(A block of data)
_ _ _ _ _

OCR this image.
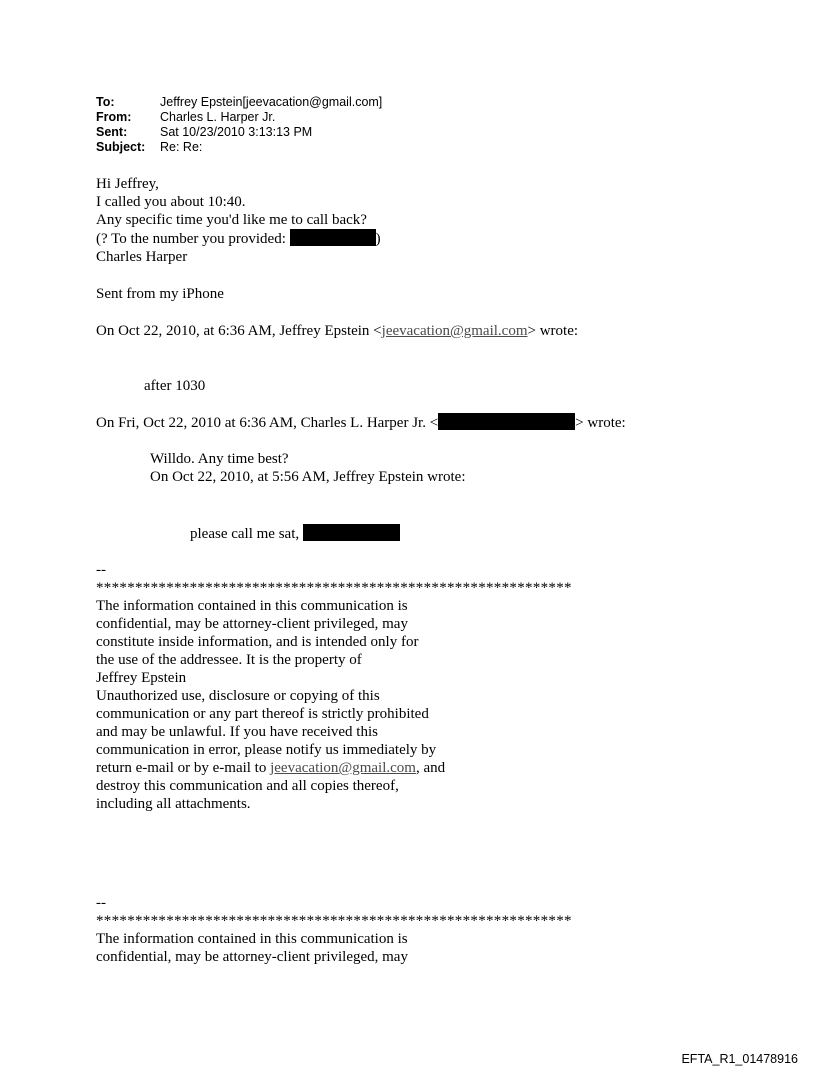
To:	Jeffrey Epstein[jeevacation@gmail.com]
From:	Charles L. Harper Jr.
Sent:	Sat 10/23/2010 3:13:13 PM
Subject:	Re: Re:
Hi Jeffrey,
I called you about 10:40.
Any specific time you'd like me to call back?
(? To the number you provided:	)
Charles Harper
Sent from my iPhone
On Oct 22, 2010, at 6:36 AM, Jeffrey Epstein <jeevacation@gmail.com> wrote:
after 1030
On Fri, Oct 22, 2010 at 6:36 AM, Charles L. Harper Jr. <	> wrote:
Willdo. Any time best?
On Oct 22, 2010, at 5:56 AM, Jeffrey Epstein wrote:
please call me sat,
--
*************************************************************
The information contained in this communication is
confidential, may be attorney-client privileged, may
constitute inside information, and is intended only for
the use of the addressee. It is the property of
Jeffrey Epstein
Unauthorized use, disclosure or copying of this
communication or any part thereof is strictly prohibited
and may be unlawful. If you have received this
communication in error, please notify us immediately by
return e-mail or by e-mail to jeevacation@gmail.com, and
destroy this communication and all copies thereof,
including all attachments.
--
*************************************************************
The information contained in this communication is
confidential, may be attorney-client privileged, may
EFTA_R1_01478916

_ _ _ _ _

Reproduce the full material exactly, excluding the pictures.

ANSWER IN FULL =>
OCR this image.
To:	Jeffrey Epstein[jeevacation@gmail.com]
From:	Charles L. Harper Jr.
Sent:	Sat 10/23/2010 3:13:13 PM
Subject:	Re: Re:
Hi Jeffrey,
I called you about 10:40.
Any specific time you'd like me to call back?
(? To the number you provided:	)
Charles Harper
Sent from my iPhone
On Oct 22, 2010, at 6:36 AM, Jeffrey Epstein <jeevacation@gmail.com> wrote:
after 1030
On Fri, Oct 22, 2010 at 6:36 AM, Charles L. Harper Jr. <	> wrote:
Willdo. Any time best?
On Oct 22, 2010, at 5:56 AM, Jeffrey Epstein wrote:
please call me sat,
--
*************************************************************
The information contained in this communication is
confidential, may be attorney-client privileged, may
constitute inside information, and is intended only for
the use of the addressee. It is the property of
Jeffrey Epstein
Unauthorized use, disclosure or copying of this
communication or any part thereof is strictly prohibited
and may be unlawful. If you have received this
communication in error, please notify us immediately by
return e-mail or by e-mail to jeevacation@gmail.com, and
destroy this communication and all copies thereof,
including all attachments.
--
*************************************************************
The information contained in this communication is
confidential, may be attorney-client privileged, may
EFTA_R1_01478916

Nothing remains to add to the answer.